* _ENTRIES PROVIDED_:
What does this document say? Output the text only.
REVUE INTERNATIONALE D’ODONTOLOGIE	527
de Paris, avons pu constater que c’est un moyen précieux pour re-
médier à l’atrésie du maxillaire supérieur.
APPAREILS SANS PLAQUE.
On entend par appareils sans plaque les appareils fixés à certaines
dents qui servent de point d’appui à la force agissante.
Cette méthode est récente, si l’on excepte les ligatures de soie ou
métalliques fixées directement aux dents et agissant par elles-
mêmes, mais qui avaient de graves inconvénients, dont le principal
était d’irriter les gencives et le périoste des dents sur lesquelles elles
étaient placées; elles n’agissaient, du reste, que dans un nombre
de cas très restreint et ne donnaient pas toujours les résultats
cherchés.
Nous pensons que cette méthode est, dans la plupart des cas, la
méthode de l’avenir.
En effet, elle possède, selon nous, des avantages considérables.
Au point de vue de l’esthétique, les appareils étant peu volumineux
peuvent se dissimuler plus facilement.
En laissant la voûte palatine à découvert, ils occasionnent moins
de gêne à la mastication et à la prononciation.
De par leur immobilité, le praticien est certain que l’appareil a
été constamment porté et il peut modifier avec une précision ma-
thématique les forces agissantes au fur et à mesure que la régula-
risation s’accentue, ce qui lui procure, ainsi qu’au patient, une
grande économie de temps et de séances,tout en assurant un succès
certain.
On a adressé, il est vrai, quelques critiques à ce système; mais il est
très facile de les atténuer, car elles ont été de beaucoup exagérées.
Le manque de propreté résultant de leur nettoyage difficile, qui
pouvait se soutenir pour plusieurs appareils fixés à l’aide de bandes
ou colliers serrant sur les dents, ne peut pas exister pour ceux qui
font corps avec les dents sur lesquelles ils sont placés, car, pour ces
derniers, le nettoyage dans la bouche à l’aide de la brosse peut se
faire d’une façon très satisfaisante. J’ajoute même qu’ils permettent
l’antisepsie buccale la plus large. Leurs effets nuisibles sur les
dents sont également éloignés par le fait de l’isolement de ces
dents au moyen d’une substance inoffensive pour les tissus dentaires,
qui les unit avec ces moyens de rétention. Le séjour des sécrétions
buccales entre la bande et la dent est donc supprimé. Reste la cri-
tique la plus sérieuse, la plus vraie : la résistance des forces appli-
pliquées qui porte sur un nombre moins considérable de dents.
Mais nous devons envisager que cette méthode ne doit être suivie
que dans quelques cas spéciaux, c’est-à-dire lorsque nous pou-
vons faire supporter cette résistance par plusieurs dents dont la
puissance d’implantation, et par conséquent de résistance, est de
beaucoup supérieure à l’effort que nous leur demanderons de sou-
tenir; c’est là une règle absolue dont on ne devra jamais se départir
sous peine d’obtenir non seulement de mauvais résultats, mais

* _TASK DESCRIPTION_:
Each line above that holds the string "nombre" should be copied and shown.

* _FULL OUTPUT_:
étaient placées; elles n’agissaient, du reste, que dans un nombre
pliquées qui porte sur un nombre moins considérable de dents.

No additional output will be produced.